Description of the task: List all lines of the data that include the string "HATTON".

◆ ◆ ◆

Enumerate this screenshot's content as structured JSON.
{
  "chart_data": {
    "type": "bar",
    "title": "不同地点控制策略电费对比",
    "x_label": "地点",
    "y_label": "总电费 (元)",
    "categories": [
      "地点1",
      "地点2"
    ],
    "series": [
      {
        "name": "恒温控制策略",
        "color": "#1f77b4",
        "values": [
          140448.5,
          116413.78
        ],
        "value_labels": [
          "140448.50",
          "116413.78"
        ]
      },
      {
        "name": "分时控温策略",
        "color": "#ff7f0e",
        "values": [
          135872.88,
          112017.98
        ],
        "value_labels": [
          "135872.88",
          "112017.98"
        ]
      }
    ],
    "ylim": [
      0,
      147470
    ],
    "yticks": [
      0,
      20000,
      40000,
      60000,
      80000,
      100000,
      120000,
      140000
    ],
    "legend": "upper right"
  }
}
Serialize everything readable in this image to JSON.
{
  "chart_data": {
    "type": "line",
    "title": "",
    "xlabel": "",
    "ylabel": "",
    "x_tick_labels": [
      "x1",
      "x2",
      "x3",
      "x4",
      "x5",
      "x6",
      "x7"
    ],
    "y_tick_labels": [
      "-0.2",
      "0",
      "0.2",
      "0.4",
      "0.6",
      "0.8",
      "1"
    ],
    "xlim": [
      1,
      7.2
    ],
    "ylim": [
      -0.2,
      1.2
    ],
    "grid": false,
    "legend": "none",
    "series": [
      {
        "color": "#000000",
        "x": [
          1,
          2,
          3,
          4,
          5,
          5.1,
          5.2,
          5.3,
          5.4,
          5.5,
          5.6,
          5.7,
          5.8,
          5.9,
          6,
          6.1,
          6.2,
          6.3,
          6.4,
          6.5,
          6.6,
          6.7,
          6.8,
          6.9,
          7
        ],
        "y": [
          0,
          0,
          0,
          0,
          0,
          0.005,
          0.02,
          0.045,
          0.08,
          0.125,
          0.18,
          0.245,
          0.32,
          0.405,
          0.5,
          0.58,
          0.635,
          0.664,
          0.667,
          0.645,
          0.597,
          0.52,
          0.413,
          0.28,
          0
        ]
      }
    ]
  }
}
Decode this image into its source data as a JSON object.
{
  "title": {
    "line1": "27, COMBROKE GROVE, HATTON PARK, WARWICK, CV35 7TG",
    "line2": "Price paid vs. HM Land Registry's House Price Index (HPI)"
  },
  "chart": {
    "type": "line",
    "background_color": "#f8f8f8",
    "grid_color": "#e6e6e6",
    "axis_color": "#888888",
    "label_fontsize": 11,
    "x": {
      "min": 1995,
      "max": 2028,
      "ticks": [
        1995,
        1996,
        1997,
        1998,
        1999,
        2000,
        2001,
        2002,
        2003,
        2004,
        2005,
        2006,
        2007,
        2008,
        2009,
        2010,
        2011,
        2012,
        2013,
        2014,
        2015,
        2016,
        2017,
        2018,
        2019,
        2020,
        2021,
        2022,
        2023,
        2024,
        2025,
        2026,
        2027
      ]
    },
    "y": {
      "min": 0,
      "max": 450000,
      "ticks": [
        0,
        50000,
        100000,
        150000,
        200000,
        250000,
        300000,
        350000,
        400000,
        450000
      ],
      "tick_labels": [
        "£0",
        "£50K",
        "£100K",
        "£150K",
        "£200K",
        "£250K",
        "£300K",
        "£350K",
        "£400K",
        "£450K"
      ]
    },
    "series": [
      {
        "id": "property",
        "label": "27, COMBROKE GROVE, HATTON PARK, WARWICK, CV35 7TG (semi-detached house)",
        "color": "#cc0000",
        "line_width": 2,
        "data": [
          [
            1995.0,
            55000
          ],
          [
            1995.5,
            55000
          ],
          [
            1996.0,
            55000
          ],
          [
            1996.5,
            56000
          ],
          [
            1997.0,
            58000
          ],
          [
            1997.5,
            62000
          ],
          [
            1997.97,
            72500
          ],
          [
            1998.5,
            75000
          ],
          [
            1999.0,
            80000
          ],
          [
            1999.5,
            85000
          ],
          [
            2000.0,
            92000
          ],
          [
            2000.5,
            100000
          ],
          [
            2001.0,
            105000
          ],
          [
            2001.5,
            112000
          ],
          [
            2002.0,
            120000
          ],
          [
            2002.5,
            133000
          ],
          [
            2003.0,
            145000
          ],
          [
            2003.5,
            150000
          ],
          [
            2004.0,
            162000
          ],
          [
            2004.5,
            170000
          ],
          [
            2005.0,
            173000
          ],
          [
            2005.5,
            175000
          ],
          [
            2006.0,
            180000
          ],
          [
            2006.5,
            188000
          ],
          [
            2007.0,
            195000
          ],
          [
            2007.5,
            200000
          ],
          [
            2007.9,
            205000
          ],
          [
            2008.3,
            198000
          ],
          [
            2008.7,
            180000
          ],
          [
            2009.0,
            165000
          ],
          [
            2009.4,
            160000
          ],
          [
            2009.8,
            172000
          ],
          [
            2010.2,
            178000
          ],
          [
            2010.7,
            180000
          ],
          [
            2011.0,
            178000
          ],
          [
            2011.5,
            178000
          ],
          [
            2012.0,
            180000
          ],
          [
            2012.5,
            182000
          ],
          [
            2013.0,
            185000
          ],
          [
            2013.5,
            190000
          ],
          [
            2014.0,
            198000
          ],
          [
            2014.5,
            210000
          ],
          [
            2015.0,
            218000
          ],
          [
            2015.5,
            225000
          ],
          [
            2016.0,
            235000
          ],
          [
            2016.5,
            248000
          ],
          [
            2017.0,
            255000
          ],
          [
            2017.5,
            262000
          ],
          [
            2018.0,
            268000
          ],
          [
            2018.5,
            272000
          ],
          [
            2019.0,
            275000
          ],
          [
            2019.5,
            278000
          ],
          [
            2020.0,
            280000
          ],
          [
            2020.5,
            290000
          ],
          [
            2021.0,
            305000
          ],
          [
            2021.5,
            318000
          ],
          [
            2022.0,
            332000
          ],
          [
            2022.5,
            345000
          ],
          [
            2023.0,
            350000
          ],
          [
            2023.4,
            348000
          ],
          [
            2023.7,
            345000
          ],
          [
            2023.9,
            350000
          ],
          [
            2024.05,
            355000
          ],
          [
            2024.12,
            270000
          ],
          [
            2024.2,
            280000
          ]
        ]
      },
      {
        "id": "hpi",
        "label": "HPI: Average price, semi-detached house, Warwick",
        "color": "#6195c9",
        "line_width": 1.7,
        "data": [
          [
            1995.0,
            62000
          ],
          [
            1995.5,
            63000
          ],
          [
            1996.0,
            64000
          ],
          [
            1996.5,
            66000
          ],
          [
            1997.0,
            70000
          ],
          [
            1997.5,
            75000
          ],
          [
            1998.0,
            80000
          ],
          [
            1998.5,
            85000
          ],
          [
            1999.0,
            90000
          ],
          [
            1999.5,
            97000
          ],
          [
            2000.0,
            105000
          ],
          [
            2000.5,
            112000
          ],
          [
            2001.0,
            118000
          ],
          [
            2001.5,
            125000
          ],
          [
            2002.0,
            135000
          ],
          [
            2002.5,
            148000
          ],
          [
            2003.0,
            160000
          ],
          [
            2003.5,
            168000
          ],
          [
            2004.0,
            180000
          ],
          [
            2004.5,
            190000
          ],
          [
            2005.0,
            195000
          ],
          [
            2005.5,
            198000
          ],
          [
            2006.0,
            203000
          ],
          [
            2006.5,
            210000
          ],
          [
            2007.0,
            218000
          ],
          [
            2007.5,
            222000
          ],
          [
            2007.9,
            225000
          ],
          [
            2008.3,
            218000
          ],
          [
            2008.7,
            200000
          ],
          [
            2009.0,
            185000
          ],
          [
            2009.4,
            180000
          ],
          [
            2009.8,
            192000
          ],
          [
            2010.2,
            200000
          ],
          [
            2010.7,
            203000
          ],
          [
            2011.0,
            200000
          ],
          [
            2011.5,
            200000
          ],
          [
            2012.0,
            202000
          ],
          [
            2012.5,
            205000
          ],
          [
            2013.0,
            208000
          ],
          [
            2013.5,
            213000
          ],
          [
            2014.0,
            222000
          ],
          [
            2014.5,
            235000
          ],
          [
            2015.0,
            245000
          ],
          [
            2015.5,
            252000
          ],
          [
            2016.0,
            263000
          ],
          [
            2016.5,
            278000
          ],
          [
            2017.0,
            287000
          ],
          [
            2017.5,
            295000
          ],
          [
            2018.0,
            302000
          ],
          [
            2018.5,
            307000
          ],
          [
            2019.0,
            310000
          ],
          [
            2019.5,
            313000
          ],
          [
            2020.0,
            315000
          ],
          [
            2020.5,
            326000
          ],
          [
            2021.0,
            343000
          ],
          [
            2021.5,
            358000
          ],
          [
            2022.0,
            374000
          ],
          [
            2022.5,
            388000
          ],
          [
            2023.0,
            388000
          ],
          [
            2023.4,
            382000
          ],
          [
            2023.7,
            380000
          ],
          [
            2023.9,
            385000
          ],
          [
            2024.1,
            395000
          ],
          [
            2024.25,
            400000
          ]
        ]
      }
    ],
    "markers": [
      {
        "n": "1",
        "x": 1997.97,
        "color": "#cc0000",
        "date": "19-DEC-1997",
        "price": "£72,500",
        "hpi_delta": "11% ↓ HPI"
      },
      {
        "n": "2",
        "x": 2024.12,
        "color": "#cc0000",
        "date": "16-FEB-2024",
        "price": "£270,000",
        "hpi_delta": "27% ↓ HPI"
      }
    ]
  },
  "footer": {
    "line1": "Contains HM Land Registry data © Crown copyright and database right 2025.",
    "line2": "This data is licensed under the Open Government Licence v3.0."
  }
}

◆ ◆ ◆

Answer:
    "line1": "27, COMBROKE GROVE, HATTON PARK, WARWICK, CV35 7TG",
        "label": "27, COMBROKE GROVE, HATTON PARK, WARWICK, CV35 7TG (semi-detached house)",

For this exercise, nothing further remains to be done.